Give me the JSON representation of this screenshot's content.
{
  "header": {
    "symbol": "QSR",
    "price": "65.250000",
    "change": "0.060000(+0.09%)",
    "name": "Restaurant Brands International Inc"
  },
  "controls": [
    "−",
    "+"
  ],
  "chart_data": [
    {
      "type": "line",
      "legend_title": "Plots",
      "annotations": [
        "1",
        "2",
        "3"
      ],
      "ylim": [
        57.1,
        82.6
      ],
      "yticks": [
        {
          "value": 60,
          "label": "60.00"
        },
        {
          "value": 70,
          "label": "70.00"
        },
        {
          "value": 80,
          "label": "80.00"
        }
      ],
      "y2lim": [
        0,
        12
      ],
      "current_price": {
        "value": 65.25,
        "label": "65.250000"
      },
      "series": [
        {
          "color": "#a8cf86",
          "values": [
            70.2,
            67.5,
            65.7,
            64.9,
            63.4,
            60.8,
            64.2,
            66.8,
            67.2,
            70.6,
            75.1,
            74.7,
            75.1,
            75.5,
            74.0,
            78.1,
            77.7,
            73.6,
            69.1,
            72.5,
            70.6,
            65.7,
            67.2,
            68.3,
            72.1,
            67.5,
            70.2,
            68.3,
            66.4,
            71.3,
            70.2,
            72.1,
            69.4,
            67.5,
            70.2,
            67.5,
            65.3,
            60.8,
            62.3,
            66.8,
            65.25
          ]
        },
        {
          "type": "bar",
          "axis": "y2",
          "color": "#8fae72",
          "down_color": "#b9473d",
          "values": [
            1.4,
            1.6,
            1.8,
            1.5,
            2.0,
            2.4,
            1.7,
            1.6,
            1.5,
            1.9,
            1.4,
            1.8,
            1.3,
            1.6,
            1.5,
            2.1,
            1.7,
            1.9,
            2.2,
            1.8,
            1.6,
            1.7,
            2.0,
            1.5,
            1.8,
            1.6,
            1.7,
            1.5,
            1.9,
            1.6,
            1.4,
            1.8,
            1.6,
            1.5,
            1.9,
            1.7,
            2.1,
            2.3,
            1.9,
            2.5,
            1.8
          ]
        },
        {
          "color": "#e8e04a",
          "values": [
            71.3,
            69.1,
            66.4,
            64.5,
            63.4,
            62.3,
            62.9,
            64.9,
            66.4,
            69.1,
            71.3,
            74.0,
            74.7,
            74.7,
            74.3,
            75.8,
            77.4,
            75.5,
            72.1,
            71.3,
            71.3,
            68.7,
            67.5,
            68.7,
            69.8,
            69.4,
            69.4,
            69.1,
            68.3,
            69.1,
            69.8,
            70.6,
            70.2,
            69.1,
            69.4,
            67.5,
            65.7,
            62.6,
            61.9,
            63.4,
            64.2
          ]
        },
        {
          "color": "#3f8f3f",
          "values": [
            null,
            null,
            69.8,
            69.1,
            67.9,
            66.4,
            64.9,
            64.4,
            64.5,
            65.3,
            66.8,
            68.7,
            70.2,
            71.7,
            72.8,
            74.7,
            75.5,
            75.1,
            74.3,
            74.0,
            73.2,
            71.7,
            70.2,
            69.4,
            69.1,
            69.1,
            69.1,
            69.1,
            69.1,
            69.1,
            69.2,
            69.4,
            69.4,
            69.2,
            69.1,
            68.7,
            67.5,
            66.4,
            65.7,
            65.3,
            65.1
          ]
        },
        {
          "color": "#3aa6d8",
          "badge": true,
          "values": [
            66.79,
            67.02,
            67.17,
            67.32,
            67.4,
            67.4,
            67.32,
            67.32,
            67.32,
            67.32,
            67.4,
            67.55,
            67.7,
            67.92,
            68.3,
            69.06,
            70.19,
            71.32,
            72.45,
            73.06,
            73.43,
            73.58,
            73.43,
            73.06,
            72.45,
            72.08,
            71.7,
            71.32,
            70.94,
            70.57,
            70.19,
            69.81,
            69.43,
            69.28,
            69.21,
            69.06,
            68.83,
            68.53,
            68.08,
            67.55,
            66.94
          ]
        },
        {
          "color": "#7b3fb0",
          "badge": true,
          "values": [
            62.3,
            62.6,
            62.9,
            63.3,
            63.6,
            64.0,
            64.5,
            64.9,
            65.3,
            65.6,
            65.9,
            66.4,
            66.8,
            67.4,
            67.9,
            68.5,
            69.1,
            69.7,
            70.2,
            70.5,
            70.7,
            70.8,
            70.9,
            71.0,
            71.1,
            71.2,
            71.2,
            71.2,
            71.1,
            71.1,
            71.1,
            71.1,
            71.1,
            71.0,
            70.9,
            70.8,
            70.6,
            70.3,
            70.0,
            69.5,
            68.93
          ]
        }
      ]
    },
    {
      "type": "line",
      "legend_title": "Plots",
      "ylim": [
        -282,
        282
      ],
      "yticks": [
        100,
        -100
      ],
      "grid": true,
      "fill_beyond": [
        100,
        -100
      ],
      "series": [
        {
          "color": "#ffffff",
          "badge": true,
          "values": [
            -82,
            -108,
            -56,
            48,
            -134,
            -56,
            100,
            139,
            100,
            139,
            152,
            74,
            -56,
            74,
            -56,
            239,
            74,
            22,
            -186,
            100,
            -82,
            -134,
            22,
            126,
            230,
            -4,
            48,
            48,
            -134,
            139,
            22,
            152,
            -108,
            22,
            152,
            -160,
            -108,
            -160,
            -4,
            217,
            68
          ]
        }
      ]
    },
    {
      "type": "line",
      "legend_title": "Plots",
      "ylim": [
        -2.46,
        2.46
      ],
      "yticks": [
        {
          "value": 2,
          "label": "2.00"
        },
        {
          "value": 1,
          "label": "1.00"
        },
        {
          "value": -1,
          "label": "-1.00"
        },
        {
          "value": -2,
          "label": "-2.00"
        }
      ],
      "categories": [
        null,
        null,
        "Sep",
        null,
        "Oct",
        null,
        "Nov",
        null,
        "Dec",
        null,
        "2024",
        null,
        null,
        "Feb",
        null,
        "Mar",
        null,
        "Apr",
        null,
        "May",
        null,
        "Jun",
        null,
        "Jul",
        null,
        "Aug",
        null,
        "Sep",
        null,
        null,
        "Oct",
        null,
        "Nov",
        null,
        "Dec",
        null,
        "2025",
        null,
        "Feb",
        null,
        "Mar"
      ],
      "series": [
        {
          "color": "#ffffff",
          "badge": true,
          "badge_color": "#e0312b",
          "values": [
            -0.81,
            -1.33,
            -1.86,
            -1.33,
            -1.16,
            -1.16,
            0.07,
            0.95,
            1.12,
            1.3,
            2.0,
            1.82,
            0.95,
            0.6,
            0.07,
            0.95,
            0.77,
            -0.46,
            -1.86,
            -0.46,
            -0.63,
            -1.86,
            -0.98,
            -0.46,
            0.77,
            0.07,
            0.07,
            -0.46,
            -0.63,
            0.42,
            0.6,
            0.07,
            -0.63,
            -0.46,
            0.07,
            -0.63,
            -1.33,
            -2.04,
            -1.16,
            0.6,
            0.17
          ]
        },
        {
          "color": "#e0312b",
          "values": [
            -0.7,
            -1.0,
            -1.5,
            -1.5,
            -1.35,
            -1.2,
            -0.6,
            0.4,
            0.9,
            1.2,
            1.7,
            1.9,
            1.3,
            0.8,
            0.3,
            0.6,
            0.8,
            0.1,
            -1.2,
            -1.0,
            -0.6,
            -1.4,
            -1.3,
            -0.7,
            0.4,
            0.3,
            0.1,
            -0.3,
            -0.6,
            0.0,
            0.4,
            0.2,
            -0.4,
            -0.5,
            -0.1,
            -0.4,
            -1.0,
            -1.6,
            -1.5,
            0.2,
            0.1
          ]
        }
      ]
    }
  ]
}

* * * *

What to do: Every record above should be copied exactly.

Task answer:
Give me the JSON representation of this screenshot's content.
{
  "header": {
    "symbol": "QSR",
    "price": "65.250000",
    "change": "0.060000(+0.09%)",
    "name": "Restaurant Brands International Inc"
  },
  "controls": [
    "−",
    "+"
  ],
  "chart_data": [
    {
      "type": "line",
      "legend_title": "Plots",
      "annotations": [
        "1",
        "2",
        "3"
      ],
      "ylim": [
        57.1,
        82.6
      ],
      "yticks": [
        {
          "value": 60,
          "label": "60.00"
        },
        {
          "value": 70,
          "label": "70.00"
        },
        {
          "value": 80,
          "label": "80.00"
        }
      ],
      "y2lim": [
        0,
        12
      ],
      "current_price": {
        "value": 65.25,
        "label": "65.250000"
      },
      "series": [
        {
          "color": "#a8cf86",
          "values": [
            70.2,
            67.5,
            65.7,
            64.9,
            63.4,
            60.8,
            64.2,
            66.8,
            67.2,
            70.6,
            75.1,
            74.7,
            75.1,
            75.5,
            74.0,
            78.1,
            77.7,
            73.6,
            69.1,
            72.5,
            70.6,
            65.7,
            67.2,
            68.3,
            72.1,
            67.5,
            70.2,
            68.3,
            66.4,
            71.3,
            70.2,
            72.1,
            69.4,
            67.5,
            70.2,
            67.5,
            65.3,
            60.8,
            62.3,
            66.8,
            65.25
          ]
        },
        {
          "type": "bar",
          "axis": "y2",
          "color": "#8fae72",
          "down_color": "#b9473d",
          "values": [
            1.4,
            1.6,
            1.8,
            1.5,
            2.0,
            2.4,
            1.7,
            1.6,
            1.5,
            1.9,
            1.4,
            1.8,
            1.3,
            1.6,
            1.5,
            2.1,
            1.7,
            1.9,
            2.2,
            1.8,
            1.6,
            1.7,
            2.0,
            1.5,
            1.8,
            1.6,
            1.7,
            1.5,
            1.9,
            1.6,
            1.4,
            1.8,
            1.6,
            1.5,
            1.9,
            1.7,
            2.1,
            2.3,
            1.9,
            2.5,
            1.8
          ]
        },
        {
          "color": "#e8e04a",
          "values": [
            71.3,
            69.1,
            66.4,
            64.5,
            63.4,
            62.3,
            62.9,
            64.9,
            66.4,
            69.1,
            71.3,
            74.0,
            74.7,
            74.7,
            74.3,
            75.8,
            77.4,
            75.5,
            72.1,
            71.3,
            71.3,
            68.7,
            67.5,
            68.7,
            69.8,
            69.4,
            69.4,
            69.1,
            68.3,
            69.1,
            69.8,
            70.6,
            70.2,
            69.1,
            69.4,
            67.5,
            65.7,
            62.6,
            61.9,
            63.4,
            64.2
          ]
        },
        {
          "color": "#3f8f3f",
          "values": [
            null,
            null,
            69.8,
            69.1,
            67.9,
            66.4,
            64.9,
            64.4,
            64.5,
            65.3,
            66.8,
            68.7,
            70.2,
            71.7,
            72.8,
            74.7,
            75.5,
            75.1,
            74.3,
            74.0,
            73.2,
            71.7,
            70.2,
            69.4,
            69.1,
            69.1,
            69.1,
            69.1,
            69.1,
            69.1,
            69.2,
            69.4,
            69.4,
            69.2,
            69.1,
            68.7,
            67.5,
            66.4,
            65.7,
            65.3,
            65.1
          ]
        },
        {
          "color": "#3aa6d8",
          "badge": true,
          "values": [
            66.79,
            67.02,
            67.17,
            67.32,
            67.4,
            67.4,
            67.32,
            67.32,
            67.32,
            67.32,
            67.4,
            67.55,
            67.7,
            67.92,
            68.3,
            69.06,
            70.19,
            71.32,
            72.45,
            73.06,
            73.43,
            73.58,
            73.43,
            73.06,
            72.45,
            72.08,
            71.7,
            71.32,
            70.94,
            70.57,
            70.19,
            69.81,
            69.43,
            69.28,
            69.21,
            69.06,
            68.83,
            68.53,
            68.08,
            67.55,
            66.94
          ]
        },
        {
          "color": "#7b3fb0",
          "badge": true,
          "values": [
            62.3,
            62.6,
            62.9,
            63.3,
            63.6,
            64.0,
            64.5,
            64.9,
            65.3,
            65.6,
            65.9,
            66.4,
            66.8,
            67.4,
            67.9,
            68.5,
            69.1,
            69.7,
            70.2,
            70.5,
            70.7,
            70.8,
            70.9,
            71.0,
            71.1,
            71.2,
            71.2,
            71.2,
            71.1,
            71.1,
            71.1,
            71.1,
            71.1,
            71.0,
            70.9,
            70.8,
            70.6,
            70.3,
            70.0,
            69.5,
            68.93
          ]
        }
      ]
    },
    {
      "type": "line",
      "legend_title": "Plots",
      "ylim": [
        -282,
        282
      ],
      "yticks": [
        100,
        -100
      ],
      "grid": true,
      "fill_beyond": [
        100,
        -100
      ],
      "series": [
        {
          "color": "#ffffff",
          "badge": true,
          "values": [
            -82,
            -108,
            -56,
            48,
            -134,
            -56,
            100,
            139,
            100,
            139,
            152,
            74,
            -56,
            74,
            -56,
            239,
            74,
            22,
            -186,
            100,
            -82,
            -134,
            22,
            126,
            230,
            -4,
            48,
            48,
            -134,
            139,
            22,
            152,
            -108,
            22,
            152,
            -160,
            -108,
            -160,
            -4,
            217,
            68
          ]
        }
      ]
    },
    {
      "type": "line",
      "legend_title": "Plots",
      "ylim": [
        -2.46,
        2.46
      ],
      "yticks": [
        {
          "value": 2,
          "label": "2.00"
        },
        {
          "value": 1,
          "label": "1.00"
        },
        {
          "value": -1,
          "label": "-1.00"
        },
        {
          "value": -2,
          "label": "-2.00"
        }
      ],
      "categories": [
        null,
        null,
        "Sep",
        null,
        "Oct",
        null,
        "Nov",
        null,
        "Dec",
        null,
        "2024",
        null,
        null,
        "Feb",
        null,
        "Mar",
        null,
        "Apr",
        null,
        "May",
        null,
        "Jun",
        null,
        "Jul",
        null,
        "Aug",
        null,
        "Sep",
        null,
        null,
        "Oct",
        null,
        "Nov",
        null,
        "Dec",
        null,
        "2025",
        null,
        "Feb",
        null,
        "Mar"
      ],
      "series": [
        {
          "color": "#ffffff",
          "badge": true,
          "badge_color": "#e0312b",
          "values": [
            -0.81,
            -1.33,
            -1.86,
            -1.33,
            -1.16,
            -1.16,
            0.07,
            0.95,
            1.12,
            1.3,
            2.0,
            1.82,
            0.95,
            0.6,
            0.07,
            0.95,
            0.77,
            -0.46,
            -1.86,
            -0.46,
            -0.63,
            -1.86,
            -0.98,
            -0.46,
            0.77,
            0.07,
            0.07,
            -0.46,
            -0.63,
            0.42,
            0.6,
            0.07,
            -0.63,
            -0.46,
            0.07,
            -0.63,
            -1.33,
            -2.04,
            -1.16,
            0.6,
            0.17
          ]
        },
        {
          "color": "#e0312b",
          "values": [
            -0.7,
            -1.0,
            -1.5,
            -1.5,
            -1.35,
            -1.2,
            -0.6,
            0.4,
            0.9,
            1.2,
            1.7,
            1.9,
            1.3,
            0.8,
            0.3,
            0.6,
            0.8,
            0.1,
            -1.2,
            -1.0,
            -0.6,
            -1.4,
            -1.3,
            -0.7,
            0.4,
            0.3,
            0.1,
            -0.3,
            -0.6,
            0.0,
            0.4,
            0.2,
            -0.4,
            -0.5,
            -0.1,
            -0.4,
            -1.0,
            -1.6,
            -1.5,
            0.2,
            0.1
          ]
        }
      ]
    }
  ]
}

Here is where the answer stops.